╔══

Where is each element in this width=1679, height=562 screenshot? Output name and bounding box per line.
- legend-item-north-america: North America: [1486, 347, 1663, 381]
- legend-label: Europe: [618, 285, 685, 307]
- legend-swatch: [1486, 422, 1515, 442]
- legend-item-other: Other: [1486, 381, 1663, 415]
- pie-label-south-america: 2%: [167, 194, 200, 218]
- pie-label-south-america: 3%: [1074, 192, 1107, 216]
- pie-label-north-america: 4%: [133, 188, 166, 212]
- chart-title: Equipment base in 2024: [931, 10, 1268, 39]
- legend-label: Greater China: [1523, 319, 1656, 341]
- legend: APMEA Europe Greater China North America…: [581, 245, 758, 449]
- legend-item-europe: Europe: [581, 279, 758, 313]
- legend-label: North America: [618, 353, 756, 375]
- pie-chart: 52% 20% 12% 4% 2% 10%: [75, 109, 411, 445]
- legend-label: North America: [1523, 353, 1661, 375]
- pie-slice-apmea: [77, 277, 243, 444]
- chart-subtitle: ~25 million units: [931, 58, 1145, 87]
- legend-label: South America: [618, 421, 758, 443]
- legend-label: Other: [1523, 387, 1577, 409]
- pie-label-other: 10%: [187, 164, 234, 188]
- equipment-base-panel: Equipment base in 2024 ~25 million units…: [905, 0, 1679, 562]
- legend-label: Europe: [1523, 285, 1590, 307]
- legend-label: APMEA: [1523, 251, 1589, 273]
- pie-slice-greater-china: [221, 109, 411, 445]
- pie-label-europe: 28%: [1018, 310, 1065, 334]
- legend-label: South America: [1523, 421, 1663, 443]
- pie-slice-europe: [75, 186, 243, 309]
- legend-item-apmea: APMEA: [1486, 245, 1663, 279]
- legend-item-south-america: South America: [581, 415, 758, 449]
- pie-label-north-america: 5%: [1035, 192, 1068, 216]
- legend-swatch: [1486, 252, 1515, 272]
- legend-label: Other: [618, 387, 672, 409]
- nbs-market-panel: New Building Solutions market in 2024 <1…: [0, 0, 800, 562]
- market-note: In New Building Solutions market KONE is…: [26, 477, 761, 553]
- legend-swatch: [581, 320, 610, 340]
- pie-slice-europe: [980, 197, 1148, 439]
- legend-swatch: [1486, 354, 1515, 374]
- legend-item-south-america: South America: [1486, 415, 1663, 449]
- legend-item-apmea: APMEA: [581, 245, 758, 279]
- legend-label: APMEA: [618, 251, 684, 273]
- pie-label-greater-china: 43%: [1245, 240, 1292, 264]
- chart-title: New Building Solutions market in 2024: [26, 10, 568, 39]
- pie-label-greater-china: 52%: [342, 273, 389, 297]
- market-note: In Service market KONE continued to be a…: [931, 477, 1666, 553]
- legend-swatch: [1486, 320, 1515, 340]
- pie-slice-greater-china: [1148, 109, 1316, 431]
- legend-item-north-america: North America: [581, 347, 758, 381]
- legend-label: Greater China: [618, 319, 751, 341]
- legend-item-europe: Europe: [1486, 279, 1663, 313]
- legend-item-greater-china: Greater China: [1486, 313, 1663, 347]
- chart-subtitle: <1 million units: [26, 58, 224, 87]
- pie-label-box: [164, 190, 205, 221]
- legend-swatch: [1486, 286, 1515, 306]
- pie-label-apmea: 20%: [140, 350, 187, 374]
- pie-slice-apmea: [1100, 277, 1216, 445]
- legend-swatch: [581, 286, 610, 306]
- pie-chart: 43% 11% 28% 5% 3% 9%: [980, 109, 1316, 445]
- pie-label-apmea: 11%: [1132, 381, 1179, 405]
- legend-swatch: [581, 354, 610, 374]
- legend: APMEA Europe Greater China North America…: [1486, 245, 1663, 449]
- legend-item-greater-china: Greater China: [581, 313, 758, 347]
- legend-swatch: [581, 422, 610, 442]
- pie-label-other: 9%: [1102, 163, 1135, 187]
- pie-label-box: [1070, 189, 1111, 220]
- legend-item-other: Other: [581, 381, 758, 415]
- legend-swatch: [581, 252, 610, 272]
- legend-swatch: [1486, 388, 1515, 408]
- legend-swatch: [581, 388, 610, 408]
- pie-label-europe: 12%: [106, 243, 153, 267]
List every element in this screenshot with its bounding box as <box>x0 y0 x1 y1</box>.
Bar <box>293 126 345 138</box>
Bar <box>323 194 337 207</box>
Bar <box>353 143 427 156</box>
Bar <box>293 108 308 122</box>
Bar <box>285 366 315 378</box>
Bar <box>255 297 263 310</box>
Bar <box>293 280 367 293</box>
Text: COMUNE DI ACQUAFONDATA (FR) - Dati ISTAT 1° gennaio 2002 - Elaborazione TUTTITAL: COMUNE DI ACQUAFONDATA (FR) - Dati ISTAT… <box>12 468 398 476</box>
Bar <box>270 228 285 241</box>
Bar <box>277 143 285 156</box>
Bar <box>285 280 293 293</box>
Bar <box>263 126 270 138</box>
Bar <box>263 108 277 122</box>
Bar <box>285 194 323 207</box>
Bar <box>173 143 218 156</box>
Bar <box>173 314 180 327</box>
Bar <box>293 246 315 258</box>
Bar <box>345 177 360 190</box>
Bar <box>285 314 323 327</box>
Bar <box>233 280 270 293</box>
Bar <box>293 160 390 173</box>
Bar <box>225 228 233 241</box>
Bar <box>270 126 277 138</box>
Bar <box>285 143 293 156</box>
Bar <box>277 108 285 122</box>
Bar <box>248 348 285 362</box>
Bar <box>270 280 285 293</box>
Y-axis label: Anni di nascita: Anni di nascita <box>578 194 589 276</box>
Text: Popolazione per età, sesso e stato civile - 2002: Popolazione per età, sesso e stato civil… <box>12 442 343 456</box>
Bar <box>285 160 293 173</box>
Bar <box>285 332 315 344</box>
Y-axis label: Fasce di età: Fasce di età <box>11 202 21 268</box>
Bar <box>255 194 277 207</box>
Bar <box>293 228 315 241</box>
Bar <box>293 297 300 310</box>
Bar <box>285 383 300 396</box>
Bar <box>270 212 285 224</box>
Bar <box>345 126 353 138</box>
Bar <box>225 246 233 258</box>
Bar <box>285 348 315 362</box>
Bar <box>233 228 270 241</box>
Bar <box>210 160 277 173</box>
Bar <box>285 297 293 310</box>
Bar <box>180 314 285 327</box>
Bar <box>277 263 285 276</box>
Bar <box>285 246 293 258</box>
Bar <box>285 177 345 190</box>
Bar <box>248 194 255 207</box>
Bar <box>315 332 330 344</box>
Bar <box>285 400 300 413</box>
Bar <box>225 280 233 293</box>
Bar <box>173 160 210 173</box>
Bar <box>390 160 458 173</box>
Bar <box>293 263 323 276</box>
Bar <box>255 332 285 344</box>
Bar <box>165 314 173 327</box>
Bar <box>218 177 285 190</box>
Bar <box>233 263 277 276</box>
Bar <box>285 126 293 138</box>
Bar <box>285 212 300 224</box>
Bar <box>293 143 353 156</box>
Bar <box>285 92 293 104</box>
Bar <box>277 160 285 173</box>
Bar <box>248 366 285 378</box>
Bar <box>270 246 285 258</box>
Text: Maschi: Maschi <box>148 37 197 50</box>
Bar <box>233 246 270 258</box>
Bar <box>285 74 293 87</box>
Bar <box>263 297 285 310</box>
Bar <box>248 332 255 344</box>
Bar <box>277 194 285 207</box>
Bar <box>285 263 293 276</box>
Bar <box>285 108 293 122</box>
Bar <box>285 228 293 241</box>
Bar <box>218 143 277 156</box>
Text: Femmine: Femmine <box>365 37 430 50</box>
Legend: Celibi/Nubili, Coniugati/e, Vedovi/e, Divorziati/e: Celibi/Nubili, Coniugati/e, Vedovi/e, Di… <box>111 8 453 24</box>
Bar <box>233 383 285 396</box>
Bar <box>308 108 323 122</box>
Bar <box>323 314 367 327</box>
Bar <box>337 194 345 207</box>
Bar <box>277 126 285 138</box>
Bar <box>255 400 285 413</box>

╚══

◆ Your goal: Give as a numbered list the lines that run from the start of the records through the line containing "- legend-item-europe: Europe: [581, 279, 758, 313]", both ends included, with blank lines left out.

◆ The result:
1. Where is each element in this width=1679, height=562 screenshot? Output name and bounding box per line.
2. - legend-item-north-america: North America: [1486, 347, 1663, 381]
3. - legend-label: Europe: [618, 285, 685, 307]
4. - legend-swatch: [1486, 422, 1515, 442]
5. - legend-item-other: Other: [1486, 381, 1663, 415]
6. - pie-label-south-america: 2%: [167, 194, 200, 218]
7. - pie-label-south-america: 3%: [1074, 192, 1107, 216]
8. - pie-label-north-america: 4%: [133, 188, 166, 212]
9. - chart-title: Equipment base in 2024: [931, 10, 1268, 39]
10. - legend-label: Greater China: [1523, 319, 1656, 341]
11. - legend: APMEA Europe Greater China North America…: [581, 245, 758, 449]
12. - legend-item-europe: Europe: [581, 279, 758, 313]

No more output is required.